■ TASK DETAILS: Edit the album review by restating it from "Away from the" up to and including "down the road.", with "so-so" changed to "lackluster".
══ TEXT SHOWN
As Grant prepares to turn 50, it is easy to see why she should add a reflective glaze to this album and this is one of its biggest draws. There are several story songs that provide easy entry points for many to identify with the lyrics.

Away from the stories, themes include injustice, consumerism and poverty (“Third World Woman”) and heaven (a so-so version of Bart Millard’s “I Can Only Imagine”). The title track sums up the journey motif, recommending that we trust God for answers further down the road.

“Better than a Hallelujah,” which probably only has a tacky plastic rhythm track because it is being released as a single, is another highlight. It picks up a theme from the eight century BC, that God sometimes prefers an honest heart that reaches for him to a song of praise. It could almost be a sideswipe at the CCM industry.

Many of the names involved here, such as Wayne Kirkpatrick, Jerry McPherson, Dan Muckala, are regulars in the Nashville factory. Sometimes their ideas work, but often the tracks leave me with the feeling that they are going through their day jobs without the passion to invent sounds to bring more life into decent songs.

There is welcome color in the Sheryl Crow/ Eagles feel of “What is the Chance of That?” and in the warm analogue synth tones and Kenny Greenberg’s spare guitar gracing “Every Road.” But much of the time this has the feel of an unplugged set, which suits many of the intimate themes.

However, without sitting quietly and really concentrating, many of the disc’s gems slip by unnoticed. This is a shame, because inside the slender tunes, as well as catching Grant in top vocal form, these songs offer wise words and inspiring thoughts.
════
══ RECORD EXTRACTS
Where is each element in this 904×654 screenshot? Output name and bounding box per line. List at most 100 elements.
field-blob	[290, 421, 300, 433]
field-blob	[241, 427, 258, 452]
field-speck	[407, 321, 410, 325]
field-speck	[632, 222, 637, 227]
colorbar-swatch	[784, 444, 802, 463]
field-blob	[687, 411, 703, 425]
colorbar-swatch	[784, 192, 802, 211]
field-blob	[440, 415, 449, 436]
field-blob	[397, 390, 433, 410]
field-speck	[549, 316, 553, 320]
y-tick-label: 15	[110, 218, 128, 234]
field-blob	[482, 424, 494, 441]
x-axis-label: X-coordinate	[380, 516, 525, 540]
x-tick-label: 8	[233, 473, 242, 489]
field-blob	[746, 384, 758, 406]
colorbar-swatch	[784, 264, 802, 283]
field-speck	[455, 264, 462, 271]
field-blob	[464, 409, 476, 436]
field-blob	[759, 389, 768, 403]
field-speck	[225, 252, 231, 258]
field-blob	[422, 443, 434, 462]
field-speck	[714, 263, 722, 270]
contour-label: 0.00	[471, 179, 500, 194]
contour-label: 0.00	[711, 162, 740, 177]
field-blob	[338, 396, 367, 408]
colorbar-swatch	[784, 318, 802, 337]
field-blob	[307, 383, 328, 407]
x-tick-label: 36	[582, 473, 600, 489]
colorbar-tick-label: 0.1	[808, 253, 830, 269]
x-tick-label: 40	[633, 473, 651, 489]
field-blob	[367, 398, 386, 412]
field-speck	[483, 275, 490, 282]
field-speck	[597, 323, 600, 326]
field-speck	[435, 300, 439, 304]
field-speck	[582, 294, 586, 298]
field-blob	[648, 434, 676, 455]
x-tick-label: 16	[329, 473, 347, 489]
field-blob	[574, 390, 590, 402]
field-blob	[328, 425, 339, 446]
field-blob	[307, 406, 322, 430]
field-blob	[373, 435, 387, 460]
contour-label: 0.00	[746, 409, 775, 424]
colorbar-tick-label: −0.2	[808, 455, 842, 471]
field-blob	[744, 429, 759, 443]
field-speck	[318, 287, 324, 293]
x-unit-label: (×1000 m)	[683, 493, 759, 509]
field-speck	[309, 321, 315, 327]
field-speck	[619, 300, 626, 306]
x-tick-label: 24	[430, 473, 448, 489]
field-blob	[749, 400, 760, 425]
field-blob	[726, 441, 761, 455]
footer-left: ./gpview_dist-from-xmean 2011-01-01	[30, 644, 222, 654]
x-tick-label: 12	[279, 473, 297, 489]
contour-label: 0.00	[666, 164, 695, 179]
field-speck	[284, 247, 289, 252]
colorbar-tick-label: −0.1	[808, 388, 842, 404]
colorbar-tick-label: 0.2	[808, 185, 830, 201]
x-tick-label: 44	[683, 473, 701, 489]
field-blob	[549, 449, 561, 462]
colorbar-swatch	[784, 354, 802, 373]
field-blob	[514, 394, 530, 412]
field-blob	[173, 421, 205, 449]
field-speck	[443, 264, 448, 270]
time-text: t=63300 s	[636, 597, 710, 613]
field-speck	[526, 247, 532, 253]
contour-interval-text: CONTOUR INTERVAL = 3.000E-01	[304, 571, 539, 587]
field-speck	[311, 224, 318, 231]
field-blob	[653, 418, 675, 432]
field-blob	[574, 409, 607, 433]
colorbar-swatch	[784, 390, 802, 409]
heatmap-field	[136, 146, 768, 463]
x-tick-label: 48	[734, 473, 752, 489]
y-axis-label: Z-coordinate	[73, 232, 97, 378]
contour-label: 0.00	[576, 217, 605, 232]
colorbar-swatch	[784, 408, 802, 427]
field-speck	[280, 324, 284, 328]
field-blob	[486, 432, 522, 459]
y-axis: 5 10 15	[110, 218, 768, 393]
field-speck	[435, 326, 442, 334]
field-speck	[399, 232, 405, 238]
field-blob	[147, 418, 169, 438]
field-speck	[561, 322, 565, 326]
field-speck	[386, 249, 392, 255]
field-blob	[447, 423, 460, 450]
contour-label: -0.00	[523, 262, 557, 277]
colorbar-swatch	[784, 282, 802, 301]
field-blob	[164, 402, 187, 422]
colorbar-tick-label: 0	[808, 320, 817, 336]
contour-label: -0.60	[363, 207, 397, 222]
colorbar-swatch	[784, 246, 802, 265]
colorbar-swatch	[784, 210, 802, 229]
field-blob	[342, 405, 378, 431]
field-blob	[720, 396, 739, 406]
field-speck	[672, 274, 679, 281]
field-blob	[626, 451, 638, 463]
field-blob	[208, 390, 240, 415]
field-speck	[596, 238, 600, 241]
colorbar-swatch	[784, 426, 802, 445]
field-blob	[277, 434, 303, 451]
════
══ RECORD EXTRACTS
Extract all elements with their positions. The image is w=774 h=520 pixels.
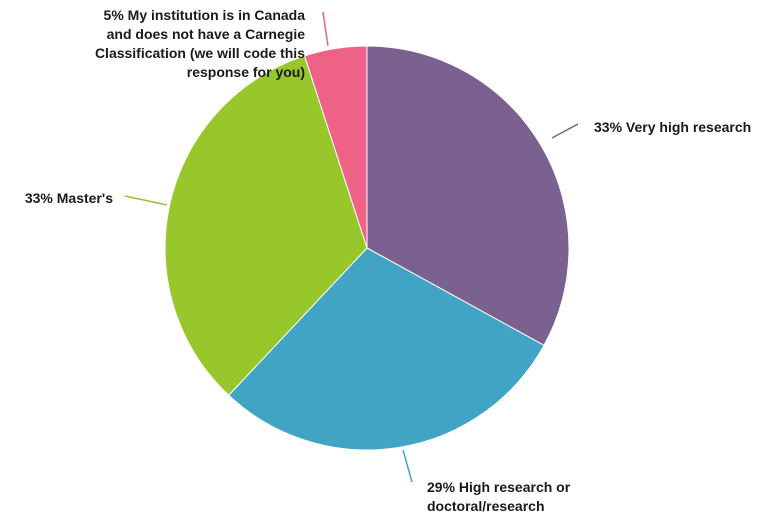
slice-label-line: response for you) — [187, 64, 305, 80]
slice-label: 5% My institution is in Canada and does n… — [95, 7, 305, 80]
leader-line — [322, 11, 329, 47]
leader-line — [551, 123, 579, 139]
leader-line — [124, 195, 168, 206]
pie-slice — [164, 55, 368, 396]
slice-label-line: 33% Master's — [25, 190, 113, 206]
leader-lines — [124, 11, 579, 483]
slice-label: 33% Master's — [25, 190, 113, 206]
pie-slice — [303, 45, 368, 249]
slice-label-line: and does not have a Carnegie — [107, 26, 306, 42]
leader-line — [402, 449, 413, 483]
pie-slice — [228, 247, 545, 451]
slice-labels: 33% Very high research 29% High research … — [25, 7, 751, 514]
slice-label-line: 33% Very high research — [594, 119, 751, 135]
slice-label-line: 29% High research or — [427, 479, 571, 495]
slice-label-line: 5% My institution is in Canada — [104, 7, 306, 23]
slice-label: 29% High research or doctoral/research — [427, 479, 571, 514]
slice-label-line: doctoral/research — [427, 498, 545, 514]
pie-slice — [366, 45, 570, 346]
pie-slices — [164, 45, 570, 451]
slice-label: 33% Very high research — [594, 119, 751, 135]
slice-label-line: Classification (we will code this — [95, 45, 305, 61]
════
■ EXERCISE RESPONSE:
Away from the stories, themes include injustice, consumerism and poverty (“Third World Woman”) and heaven (a lackluster version of Bart Millard’s “I Can Only Imagine”). The title track sums up the journey motif, recommending that we trust God for answers further down the road.